--- Start Listing ---
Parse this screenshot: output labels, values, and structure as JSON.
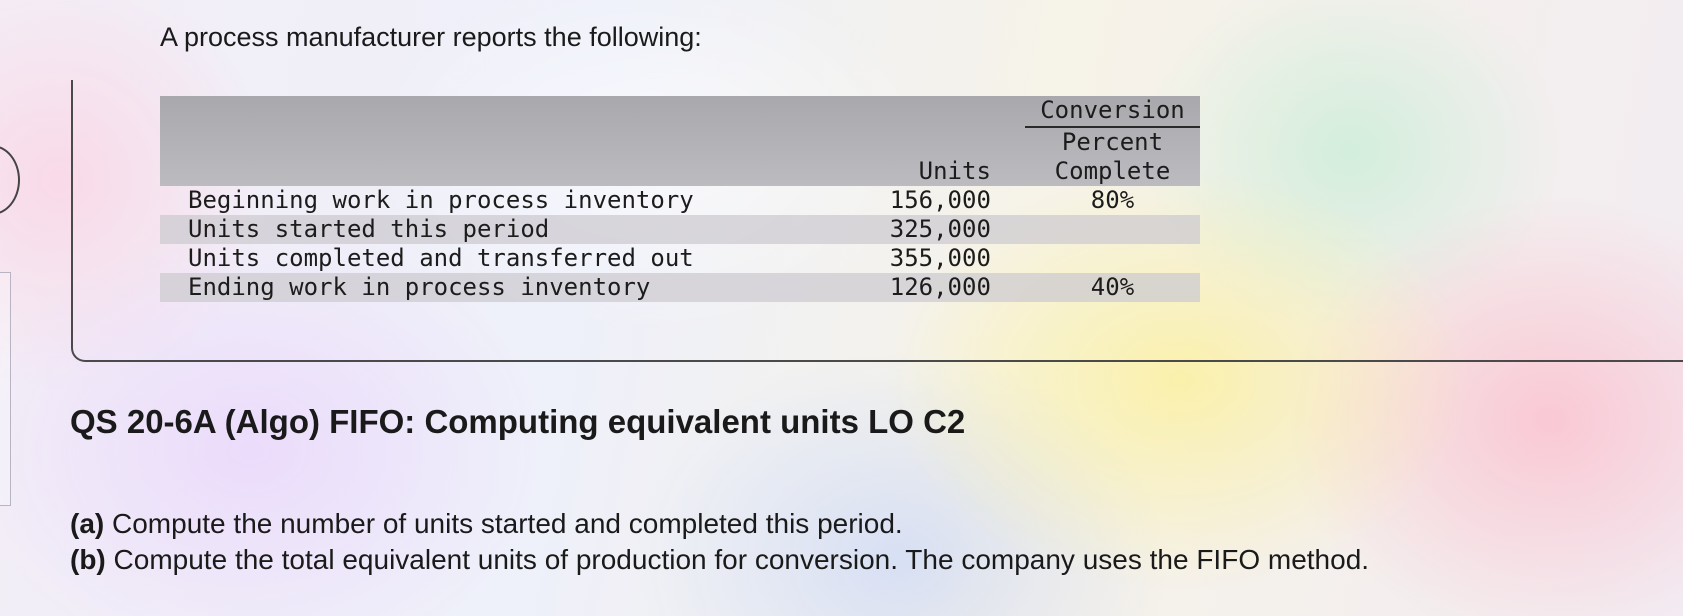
{
  "intro_text": "A process manufacturer reports the following:",
  "table": {
    "headers": {
      "units": "Units",
      "conversion_line1": "Conversion",
      "conversion_line2": "Percent",
      "conversion_line3": "Complete"
    },
    "rows": [
      {
        "label": "Beginning work in process inventory",
        "units": "156,000",
        "conversion": "80%"
      },
      {
        "label": "Units started this period",
        "units": "325,000",
        "conversion": ""
      },
      {
        "label": "Units completed and transferred out",
        "units": "355,000",
        "conversion": ""
      },
      {
        "label": "Ending work in process inventory",
        "units": "126,000",
        "conversion": "40%"
      }
    ]
  },
  "question": {
    "title": "QS 20-6A (Algo) FIFO: Computing equivalent units LO C2",
    "parts": [
      {
        "letter": "(a)",
        "text": "Compute the number of units started and completed this period."
      },
      {
        "letter": "(b)",
        "text": "Compute the total equivalent units of production for conversion. The company uses the FIFO method."
      }
    ]
  }
}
--- End Listing ---
→ **Job**
Repeat each record exactly, with the pictures left out.

→ **Reply to the task**
Parse this screenshot: output labels, values, and structure as JSON.
{
  "intro_text": "A process manufacturer reports the following:",
  "table": {
    "headers": {
      "units": "Units",
      "conversion_line1": "Conversion",
      "conversion_line2": "Percent",
      "conversion_line3": "Complete"
    },
    "rows": [
      {
        "label": "Beginning work in process inventory",
        "units": "156,000",
        "conversion": "80%"
      },
      {
        "label": "Units started this period",
        "units": "325,000",
        "conversion": ""
      },
      {
        "label": "Units completed and transferred out",
        "units": "355,000",
        "conversion": ""
      },
      {
        "label": "Ending work in process inventory",
        "units": "126,000",
        "conversion": "40%"
      }
    ]
  },
  "question": {
    "title": "QS 20-6A (Algo) FIFO: Computing equivalent units LO C2",
    "parts": [
      {
        "letter": "(a)",
        "text": "Compute the number of units started and completed this period."
      },
      {
        "letter": "(b)",
        "text": "Compute the total equivalent units of production for conversion. The company uses the FIFO method."
      }
    ]
  }
}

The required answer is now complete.